- YOUR TASK: Write the material out again exactly as it stands.

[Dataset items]
>> begin

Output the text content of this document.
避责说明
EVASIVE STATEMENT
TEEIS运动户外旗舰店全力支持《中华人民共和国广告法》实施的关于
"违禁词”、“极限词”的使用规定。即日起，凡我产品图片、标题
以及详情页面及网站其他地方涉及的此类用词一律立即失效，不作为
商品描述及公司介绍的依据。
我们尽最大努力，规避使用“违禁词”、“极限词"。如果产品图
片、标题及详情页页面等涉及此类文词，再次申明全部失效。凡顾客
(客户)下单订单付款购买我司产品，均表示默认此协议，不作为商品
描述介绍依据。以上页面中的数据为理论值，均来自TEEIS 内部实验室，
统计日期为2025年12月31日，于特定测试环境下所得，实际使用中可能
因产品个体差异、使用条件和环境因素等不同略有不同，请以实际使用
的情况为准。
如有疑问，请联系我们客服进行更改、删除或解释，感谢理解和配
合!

>> end

- RESULT OF THE EXERCISE:
Output the text content of this document.
避责说明
EVASIVE STATEMENT
TEEIS运动户外旗舰店全力支持《中华人民共和国广告法》实施的关于
"违禁词”、“极限词”的使用规定。即日起，凡我产品图片、标题
以及详情页面及网站其他地方涉及的此类用词一律立即失效，不作为
商品描述及公司介绍的依据。
我们尽最大努力，规避使用“违禁词”、“极限词"。如果产品图
片、标题及详情页页面等涉及此类文词，再次申明全部失效。凡顾客
(客户)下单订单付款购买我司产品，均表示默认此协议，不作为商品
描述介绍依据。以上页面中的数据为理论值，均来自TEEIS 内部实验室，
统计日期为2025年12月31日，于特定测试环境下所得，实际使用中可能
因产品个体差异、使用条件和环境因素等不同略有不同，请以实际使用
的情况为准。
如有疑问，请联系我们客服进行更改、删除或解释，感谢理解和配
合!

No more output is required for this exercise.